* **INSTRUCTIONS FOR THE TASK**: Update the items starting at the line that contains "Find all labels, buttons, inputs, and" and ending at the line that contains "y-label-2: 2 xyxy=(36,620,60,632)". Write those lines out again with "bounding boxes" changed to "box coordinates" and everything else left as it is.
===== DATA PROVIDED =====
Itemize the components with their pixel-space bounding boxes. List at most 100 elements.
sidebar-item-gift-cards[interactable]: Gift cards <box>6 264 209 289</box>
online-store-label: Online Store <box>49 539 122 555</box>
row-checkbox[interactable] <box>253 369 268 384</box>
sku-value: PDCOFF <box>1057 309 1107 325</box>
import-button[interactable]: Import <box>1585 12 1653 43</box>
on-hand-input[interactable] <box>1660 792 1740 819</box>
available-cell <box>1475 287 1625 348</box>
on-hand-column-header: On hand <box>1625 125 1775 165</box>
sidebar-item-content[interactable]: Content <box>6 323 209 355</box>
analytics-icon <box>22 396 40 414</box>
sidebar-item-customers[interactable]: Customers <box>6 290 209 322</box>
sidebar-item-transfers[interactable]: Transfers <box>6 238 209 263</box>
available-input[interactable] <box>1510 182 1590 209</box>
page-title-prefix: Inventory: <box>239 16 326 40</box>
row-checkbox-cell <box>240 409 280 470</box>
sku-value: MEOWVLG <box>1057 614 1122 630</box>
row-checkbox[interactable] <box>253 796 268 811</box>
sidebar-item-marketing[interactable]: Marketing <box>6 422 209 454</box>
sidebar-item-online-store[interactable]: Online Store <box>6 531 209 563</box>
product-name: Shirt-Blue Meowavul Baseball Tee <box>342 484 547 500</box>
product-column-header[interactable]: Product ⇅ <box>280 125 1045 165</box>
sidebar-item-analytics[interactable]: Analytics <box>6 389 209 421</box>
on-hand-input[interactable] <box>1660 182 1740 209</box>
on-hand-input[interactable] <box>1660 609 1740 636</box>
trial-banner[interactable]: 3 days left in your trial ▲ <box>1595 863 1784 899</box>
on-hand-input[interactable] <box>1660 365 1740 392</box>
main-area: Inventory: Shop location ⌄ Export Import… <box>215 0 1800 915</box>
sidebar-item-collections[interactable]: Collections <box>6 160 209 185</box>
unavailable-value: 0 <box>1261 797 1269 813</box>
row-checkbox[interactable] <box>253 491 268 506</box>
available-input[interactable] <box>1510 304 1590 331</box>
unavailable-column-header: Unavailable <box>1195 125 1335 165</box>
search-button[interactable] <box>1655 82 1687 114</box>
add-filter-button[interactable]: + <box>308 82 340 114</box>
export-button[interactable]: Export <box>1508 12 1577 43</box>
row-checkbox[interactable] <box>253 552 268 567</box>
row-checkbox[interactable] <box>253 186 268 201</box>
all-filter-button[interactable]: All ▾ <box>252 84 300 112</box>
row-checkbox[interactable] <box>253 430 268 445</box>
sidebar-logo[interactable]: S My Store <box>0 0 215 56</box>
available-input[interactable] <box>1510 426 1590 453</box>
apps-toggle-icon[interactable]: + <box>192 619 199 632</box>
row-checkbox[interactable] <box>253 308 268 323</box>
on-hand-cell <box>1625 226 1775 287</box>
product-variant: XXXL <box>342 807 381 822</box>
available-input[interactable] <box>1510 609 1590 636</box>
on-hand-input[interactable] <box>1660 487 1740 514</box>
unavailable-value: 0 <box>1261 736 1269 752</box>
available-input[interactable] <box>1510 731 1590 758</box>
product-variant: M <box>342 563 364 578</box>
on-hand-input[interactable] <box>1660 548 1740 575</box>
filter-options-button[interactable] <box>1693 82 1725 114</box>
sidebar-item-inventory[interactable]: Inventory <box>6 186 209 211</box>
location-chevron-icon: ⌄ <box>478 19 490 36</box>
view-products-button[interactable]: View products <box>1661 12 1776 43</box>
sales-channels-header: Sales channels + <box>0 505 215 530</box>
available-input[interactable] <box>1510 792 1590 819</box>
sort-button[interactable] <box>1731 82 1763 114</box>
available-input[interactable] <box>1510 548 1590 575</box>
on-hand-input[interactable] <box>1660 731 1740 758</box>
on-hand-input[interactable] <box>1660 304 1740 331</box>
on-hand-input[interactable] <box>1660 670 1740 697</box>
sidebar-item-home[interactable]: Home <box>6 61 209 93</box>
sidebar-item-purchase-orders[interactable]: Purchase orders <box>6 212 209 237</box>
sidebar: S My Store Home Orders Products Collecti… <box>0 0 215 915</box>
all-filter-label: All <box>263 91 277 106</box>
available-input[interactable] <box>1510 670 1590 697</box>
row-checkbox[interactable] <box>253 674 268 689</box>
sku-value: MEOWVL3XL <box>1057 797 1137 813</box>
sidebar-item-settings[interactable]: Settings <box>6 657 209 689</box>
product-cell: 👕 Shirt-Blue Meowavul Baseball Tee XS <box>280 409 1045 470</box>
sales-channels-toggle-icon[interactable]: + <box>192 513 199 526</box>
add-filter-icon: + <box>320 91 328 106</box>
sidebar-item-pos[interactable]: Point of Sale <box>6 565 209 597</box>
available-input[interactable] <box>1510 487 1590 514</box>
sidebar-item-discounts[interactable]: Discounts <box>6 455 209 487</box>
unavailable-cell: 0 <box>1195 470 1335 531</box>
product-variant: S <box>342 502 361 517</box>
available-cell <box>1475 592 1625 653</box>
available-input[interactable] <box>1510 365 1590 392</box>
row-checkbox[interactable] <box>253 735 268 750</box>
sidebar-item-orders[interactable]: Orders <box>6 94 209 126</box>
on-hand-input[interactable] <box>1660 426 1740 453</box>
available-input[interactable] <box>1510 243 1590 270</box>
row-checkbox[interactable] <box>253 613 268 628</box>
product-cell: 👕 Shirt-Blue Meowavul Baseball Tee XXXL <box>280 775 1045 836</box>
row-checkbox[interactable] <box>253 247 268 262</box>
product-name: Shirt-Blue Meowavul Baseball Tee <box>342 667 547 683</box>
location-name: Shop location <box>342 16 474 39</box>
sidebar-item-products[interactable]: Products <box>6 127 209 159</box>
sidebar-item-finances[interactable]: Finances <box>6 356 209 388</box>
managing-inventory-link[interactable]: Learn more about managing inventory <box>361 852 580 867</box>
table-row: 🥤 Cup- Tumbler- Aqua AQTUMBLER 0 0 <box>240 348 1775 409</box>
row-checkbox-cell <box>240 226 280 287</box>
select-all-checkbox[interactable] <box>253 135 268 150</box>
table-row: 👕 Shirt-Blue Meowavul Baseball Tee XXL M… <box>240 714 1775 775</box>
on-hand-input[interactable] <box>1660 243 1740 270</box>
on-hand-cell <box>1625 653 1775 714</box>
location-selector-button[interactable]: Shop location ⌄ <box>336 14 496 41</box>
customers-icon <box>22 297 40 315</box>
=====
===== DATA PROVIDED =====
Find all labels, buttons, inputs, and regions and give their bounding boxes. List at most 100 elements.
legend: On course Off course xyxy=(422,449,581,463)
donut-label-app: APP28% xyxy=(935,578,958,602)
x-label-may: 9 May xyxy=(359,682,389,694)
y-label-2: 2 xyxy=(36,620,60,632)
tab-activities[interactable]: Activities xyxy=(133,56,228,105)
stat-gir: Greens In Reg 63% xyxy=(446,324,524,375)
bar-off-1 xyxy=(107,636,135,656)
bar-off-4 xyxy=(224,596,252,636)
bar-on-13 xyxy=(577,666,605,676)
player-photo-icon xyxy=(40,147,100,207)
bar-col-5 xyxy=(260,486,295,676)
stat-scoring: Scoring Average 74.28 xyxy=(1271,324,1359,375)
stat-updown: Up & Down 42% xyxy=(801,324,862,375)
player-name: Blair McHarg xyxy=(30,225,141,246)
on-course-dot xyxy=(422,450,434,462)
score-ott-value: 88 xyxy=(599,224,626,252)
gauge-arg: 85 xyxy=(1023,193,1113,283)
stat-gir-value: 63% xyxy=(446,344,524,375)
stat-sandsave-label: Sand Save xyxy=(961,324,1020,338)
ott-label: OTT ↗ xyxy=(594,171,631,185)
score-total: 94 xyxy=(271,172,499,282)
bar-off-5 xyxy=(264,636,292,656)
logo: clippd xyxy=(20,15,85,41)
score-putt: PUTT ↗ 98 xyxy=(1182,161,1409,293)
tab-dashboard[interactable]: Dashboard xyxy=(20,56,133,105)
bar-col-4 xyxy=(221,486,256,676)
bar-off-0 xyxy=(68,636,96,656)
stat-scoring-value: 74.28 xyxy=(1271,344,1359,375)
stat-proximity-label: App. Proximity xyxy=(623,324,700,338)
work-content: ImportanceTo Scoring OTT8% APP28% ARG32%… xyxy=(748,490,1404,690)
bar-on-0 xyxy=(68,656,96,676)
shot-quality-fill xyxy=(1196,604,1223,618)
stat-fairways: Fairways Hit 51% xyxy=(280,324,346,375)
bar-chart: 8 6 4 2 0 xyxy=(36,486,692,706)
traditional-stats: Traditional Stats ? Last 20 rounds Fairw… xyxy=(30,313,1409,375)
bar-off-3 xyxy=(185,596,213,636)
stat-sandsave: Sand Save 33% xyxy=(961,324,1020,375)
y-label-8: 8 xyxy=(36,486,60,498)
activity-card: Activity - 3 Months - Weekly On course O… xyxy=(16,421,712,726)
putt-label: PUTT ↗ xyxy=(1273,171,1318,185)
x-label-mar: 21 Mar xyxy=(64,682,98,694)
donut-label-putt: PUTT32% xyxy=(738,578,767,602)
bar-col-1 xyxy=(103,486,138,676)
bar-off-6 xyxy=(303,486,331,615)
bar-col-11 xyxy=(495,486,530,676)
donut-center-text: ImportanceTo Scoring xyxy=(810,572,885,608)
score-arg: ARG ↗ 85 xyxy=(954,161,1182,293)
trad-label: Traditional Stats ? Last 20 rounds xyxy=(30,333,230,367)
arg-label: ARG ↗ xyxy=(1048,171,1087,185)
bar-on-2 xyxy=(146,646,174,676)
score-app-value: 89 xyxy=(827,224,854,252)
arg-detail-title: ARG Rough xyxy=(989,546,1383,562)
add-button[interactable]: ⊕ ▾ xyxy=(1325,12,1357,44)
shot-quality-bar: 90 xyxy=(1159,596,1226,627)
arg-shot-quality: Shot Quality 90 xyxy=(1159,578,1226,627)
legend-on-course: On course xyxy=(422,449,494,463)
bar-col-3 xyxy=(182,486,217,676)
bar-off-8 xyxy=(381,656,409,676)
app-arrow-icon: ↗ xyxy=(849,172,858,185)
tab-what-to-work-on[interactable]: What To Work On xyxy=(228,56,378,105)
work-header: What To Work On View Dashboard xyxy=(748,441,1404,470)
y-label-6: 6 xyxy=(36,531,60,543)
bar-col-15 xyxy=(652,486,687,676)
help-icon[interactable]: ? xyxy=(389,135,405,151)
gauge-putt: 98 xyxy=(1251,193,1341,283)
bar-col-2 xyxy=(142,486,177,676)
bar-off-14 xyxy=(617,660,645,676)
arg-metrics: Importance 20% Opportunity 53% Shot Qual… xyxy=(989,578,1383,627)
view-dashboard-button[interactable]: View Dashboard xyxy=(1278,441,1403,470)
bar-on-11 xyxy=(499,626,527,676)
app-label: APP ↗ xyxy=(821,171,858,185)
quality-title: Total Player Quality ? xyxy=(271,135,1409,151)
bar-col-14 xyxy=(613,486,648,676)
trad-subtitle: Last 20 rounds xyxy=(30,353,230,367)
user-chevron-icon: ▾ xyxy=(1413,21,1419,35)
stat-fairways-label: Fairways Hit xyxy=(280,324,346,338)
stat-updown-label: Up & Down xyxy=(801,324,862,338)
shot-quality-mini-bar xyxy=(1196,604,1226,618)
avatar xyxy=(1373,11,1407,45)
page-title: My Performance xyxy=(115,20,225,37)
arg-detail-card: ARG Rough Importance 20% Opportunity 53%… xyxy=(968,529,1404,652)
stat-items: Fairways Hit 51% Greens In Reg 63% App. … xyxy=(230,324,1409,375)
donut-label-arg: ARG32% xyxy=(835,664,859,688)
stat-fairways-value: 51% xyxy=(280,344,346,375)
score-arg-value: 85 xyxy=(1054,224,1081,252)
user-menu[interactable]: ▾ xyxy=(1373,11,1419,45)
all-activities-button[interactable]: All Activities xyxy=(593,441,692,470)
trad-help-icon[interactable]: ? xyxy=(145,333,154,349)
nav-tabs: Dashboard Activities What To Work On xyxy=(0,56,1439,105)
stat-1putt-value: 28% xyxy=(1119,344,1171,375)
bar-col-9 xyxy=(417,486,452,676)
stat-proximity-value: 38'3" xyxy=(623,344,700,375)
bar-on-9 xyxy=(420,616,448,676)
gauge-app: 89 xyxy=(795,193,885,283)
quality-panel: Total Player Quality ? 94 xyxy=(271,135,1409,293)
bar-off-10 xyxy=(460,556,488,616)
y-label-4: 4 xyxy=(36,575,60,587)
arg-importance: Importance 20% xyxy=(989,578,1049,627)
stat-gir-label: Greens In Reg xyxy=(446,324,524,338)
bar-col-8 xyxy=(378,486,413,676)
=====
* **WRITTEN SOLUTION**:
Find all labels, buttons, inputs, and regions and give their box coordinates. List at most 100 elements.
legend: On course Off course xyxy=(422,449,581,463)
donut-label-app: APP28% xyxy=(935,578,958,602)
x-label-may: 9 May xyxy=(359,682,389,694)
y-label-2: 2 xyxy=(36,620,60,632)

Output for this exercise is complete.